Job 1
From the records below, copy the lines from the one containing "images-label-line2: + vidéo" through the one containing "melange-label-line2: Vidéo xyxy=(200,239,228,251)", inclusive, without changing anything.

Document segment
##############################

Seriously. When I think about how some of my favorite writers—men like Charles Grant, Poe, JN Williamson, or HP Lovecraft—have gone out, it breaks my heart. It’s a cautionary tale, but it’s also one that never seems to change. Writers have been dying sick and poor since the days of cave painting. The difference is that WE know this can happen. By looking at our literary heroes of the past, we can plan ahead for our own futures. Once again, you have to control your own destiny. Know your roots, and grow accordingly.


There’s also no 401K. No retirement. Warren Ellis once said, “Writers don’t retire. They just die…” There’s a lot of truth to that. I know a writer—again, I won’t mention names—who had multiple copies of everything he’d ever published. I’m talking a dozen or two dozen copies of every book, chapbook, hardcover, paperback, etc. That was his retirement plan. His life insurance policy. His work was in demand enough via the secondary and collectible market that, should something have happened to him, those editions could have been sold to cover costs. And they were. I have done something similar in my own career. Publishers will tell you that I’m notorious for demanding more author copies in my contract than most writers in my genre. There have been times when that has paid off for me. If royalty checks are light that month, and the mortgage is due, it’s pretty easy to flip a first edition hardcover of The Rising for $1,000 on eBay. If I die tomorrow, my loved ones can flip the rest of them and pay for my funeral.

##############################

Job 2
Write out the entire text above on writers planning for their futures, word for word.

##############################

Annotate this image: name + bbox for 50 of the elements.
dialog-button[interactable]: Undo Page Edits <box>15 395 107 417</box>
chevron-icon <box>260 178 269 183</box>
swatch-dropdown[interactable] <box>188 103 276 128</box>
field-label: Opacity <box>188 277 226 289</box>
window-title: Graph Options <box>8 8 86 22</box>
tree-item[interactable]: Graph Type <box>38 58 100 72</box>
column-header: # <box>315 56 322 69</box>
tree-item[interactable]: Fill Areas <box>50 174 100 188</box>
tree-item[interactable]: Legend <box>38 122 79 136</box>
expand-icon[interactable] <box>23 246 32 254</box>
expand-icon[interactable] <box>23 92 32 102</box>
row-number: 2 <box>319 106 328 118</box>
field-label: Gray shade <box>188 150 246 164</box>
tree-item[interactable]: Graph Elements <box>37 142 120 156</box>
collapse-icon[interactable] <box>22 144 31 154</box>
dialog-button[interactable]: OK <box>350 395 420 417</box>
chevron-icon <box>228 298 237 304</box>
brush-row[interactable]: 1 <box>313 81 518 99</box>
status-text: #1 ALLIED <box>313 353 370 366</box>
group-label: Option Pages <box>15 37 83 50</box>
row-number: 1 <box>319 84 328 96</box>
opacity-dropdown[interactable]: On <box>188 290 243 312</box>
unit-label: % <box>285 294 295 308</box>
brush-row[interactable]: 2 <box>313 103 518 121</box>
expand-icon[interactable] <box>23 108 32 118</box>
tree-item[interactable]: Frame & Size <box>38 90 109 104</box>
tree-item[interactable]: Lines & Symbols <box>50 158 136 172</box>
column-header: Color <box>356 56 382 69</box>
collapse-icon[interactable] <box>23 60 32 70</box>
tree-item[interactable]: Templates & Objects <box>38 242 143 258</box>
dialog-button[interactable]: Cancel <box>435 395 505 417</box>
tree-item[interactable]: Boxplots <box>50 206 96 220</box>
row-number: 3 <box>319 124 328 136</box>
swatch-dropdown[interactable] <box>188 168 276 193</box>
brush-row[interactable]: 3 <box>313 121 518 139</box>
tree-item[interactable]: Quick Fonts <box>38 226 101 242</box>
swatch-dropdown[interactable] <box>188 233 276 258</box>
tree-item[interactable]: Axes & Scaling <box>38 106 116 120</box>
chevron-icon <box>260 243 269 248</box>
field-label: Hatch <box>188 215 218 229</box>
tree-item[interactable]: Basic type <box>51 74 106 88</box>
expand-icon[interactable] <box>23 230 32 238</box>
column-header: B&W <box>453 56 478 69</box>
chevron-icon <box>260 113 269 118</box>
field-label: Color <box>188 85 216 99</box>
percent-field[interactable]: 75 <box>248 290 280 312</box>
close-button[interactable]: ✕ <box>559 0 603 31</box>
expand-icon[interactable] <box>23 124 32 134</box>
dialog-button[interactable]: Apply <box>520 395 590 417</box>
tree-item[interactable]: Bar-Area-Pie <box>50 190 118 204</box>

##############################

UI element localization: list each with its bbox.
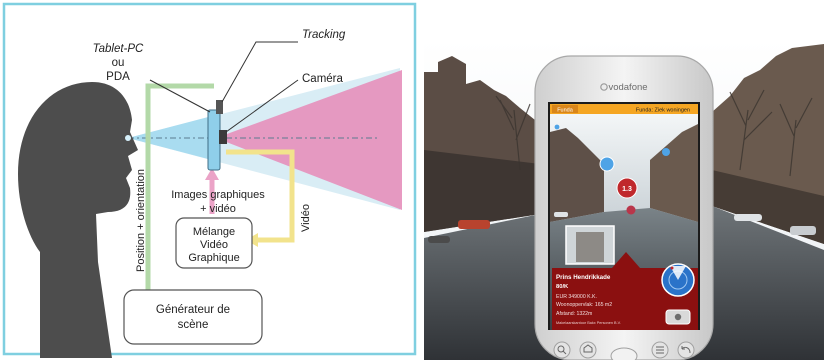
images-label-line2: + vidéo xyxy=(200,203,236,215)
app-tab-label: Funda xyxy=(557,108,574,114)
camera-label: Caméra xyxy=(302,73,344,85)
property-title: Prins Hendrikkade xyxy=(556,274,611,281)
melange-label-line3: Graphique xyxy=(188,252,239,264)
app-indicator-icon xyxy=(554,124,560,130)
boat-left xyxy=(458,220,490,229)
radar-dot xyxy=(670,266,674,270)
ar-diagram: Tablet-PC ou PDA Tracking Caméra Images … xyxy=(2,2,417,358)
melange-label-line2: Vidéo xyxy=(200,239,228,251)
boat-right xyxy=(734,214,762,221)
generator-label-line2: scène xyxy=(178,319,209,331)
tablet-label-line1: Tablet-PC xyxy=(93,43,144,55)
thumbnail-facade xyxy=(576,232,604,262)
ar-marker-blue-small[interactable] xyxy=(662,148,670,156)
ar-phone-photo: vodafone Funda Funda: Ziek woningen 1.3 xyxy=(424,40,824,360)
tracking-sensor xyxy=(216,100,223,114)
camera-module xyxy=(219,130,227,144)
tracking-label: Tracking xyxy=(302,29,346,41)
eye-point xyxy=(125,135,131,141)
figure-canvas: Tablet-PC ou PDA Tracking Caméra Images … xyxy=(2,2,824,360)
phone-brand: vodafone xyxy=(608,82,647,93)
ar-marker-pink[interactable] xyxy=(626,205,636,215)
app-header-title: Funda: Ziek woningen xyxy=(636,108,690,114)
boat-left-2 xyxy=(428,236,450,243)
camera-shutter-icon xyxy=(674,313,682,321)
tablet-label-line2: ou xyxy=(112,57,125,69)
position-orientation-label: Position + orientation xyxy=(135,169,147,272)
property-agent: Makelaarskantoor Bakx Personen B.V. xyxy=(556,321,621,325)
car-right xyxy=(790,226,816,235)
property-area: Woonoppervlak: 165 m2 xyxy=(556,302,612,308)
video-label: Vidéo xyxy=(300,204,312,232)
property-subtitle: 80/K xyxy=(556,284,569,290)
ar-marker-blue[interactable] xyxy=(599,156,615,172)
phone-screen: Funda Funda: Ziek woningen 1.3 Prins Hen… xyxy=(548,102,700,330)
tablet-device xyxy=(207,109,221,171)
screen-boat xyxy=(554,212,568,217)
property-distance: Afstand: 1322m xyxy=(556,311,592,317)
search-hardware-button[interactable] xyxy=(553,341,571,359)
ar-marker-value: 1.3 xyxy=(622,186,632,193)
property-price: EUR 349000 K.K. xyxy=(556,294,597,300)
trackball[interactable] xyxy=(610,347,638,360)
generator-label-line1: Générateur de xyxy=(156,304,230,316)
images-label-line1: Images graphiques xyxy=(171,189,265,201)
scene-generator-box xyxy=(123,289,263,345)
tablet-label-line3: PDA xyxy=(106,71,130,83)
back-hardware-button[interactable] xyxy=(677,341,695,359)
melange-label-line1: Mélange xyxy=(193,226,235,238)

##############################

Written solution 1
images-label-line2: + vidéo xyxy=(200,203,236,215)
app-tab-label: Funda xyxy=(557,108,574,114)
camera-label: Caméra xyxy=(302,73,344,85)
property-title: Prins Hendrikkade xyxy=(556,274,611,281)
melange-label-line3: Graphique xyxy=(188,252,239,264)
app-indicator-icon xyxy=(554,124,560,130)
boat-left xyxy=(458,220,490,229)
radar-dot xyxy=(670,266,674,270)
ar-diagram: Tablet-PC ou PDA Tracking Caméra Images … xyxy=(2,2,417,358)
melange-label-line2: Vidéo xyxy=(200,239,228,251)

Written solution 2
Seriously. When I think about how some of my favorite writers—men like Charles Grant, Poe, JN Williamson, or HP Lovecraft—have gone out, it breaks my heart. It’s a cautionary tale, but it’s also one that never seems to change. Writers have been dying sick and poor since the days of cave painting. The difference is that WE know this can happen. By looking at our literary heroes of the past, we can plan ahead for our own futures. Once again, you have to control your own destiny. Know your roots, and grow accordingly.


There’s also no 401K. No retirement. Warren Ellis once said, “Writers don’t retire. They just die…” There’s a lot of truth to that. I know a writer—again, I won’t mention names—who had multiple copies of everything he’d ever published. I’m talking a dozen or two dozen copies of every book, chapbook, hardcover, paperback, etc. That was his retirement plan. His life insurance policy. His work was in demand enough via the secondary and collectible market that, should something have happened to him, those editions could have been sold to cover costs. And they were. I have done something similar in my own career. Publishers will tell you that I’m notorious for demanding more author copies in my contract than most writers in my genre. There have been times when that has paid off for me. If royalty checks are light that month, and the mortgage is due, it’s pretty easy to flip a first edition hardcover of The Rising for $1,000 on eBay. If I die tomorrow, my loved ones can flip the rest of them and pay for my funeral.